• Problem details: Look through the data for the string "VoIP". Copy every line where it is found.

Rows from a dataset:
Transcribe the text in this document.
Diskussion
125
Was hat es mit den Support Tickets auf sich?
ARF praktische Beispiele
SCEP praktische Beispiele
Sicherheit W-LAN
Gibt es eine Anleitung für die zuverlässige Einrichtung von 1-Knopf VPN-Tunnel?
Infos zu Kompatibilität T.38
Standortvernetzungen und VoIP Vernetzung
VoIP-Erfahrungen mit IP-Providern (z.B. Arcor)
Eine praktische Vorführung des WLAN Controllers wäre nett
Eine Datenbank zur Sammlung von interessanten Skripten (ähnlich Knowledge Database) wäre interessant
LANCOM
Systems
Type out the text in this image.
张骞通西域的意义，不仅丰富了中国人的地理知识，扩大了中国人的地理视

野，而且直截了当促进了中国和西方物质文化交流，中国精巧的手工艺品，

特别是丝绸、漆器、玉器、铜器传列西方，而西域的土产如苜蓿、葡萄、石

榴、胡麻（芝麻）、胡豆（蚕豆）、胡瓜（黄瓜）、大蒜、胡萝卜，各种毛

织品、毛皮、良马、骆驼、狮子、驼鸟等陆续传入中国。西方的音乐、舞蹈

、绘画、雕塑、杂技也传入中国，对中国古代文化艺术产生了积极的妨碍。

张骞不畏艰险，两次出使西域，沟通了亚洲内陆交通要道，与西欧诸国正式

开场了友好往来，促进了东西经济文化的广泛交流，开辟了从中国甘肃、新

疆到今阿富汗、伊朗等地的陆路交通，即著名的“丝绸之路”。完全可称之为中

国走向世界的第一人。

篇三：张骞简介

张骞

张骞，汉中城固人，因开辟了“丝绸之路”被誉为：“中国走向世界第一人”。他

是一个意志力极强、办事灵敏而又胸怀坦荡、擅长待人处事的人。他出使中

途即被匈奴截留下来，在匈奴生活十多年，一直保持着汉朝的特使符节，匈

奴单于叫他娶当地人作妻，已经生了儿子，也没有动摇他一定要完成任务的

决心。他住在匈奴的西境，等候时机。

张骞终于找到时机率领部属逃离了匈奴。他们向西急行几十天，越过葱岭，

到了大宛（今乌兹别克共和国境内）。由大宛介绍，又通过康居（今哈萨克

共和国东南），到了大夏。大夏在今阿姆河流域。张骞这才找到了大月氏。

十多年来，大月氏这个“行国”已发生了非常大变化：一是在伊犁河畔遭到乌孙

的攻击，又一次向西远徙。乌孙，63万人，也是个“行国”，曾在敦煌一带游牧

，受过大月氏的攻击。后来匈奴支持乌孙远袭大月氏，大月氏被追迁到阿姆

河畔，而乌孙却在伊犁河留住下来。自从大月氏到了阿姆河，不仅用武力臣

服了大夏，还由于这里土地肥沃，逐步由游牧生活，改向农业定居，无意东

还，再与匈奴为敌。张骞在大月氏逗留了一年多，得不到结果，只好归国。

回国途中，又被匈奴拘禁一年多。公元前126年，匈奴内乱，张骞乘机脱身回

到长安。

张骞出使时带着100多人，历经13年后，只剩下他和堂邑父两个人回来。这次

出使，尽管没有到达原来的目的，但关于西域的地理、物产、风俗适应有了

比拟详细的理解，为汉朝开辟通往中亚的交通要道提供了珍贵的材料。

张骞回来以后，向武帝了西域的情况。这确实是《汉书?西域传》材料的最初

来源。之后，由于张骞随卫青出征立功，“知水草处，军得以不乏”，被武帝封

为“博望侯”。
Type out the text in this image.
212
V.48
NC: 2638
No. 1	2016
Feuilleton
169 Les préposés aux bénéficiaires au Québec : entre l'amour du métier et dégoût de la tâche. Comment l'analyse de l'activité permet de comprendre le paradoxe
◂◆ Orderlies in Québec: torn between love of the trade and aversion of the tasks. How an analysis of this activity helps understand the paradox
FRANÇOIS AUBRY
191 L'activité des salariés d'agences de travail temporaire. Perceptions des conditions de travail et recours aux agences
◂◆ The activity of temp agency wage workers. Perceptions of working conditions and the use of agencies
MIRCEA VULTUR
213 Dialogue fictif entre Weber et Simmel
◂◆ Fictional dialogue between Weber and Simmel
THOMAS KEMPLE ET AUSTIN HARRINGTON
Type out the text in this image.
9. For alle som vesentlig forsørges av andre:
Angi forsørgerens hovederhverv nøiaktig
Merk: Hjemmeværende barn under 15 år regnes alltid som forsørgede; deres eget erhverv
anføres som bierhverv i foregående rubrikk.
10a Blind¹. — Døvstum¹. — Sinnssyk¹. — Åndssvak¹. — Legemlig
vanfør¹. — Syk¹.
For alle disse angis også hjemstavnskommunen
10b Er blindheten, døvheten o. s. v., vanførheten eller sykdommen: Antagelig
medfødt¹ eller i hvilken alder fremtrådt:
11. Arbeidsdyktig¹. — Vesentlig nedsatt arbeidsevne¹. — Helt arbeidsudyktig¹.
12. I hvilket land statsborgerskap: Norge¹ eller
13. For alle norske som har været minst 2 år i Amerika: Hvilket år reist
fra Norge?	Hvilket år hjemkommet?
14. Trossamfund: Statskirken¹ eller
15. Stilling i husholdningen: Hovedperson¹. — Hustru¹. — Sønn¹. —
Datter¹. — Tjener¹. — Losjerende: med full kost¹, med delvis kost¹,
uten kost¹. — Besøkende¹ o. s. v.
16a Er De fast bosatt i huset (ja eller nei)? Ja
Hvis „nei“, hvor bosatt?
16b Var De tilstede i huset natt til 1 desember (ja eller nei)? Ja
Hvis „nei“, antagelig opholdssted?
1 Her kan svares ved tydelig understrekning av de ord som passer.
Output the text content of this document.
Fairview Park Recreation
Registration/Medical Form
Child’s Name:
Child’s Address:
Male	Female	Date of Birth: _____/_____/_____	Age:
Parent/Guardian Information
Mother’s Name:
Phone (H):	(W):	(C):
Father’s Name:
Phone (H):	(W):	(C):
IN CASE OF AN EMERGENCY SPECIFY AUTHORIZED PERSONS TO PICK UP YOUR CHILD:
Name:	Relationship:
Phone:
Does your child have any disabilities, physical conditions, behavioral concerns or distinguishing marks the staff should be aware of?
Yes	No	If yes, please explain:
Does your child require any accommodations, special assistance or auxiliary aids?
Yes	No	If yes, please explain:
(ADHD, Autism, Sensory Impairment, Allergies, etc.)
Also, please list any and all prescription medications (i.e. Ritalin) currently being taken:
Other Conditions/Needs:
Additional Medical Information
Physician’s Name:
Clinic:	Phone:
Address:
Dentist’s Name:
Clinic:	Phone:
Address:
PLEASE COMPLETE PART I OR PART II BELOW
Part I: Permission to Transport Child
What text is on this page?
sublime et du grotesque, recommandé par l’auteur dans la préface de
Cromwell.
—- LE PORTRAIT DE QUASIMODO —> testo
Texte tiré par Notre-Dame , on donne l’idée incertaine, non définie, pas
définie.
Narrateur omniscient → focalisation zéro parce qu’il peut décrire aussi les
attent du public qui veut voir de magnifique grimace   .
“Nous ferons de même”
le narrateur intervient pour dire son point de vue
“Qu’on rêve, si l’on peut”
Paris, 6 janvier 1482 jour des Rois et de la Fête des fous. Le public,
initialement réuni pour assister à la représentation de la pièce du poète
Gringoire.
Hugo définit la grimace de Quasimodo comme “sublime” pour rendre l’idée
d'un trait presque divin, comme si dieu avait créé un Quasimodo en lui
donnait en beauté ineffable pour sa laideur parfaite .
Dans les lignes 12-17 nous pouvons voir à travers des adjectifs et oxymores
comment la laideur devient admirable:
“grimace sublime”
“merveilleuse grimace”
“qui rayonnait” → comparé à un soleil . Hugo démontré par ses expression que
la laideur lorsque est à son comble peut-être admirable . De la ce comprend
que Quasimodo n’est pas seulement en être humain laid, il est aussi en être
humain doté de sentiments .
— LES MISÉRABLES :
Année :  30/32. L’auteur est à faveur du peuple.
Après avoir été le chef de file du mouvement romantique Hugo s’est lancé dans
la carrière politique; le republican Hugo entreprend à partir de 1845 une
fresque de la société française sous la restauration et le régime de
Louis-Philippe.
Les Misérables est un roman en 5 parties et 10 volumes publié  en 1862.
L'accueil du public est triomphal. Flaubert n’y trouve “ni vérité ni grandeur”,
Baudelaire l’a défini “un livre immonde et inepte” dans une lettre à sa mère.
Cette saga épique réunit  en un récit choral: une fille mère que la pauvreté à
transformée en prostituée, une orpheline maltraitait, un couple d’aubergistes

• Solution to this problem:
Standortvernetzungen und VoIP Vernetzung
VoIP-Erfahrungen mit IP-Providern (z.B. Arcor)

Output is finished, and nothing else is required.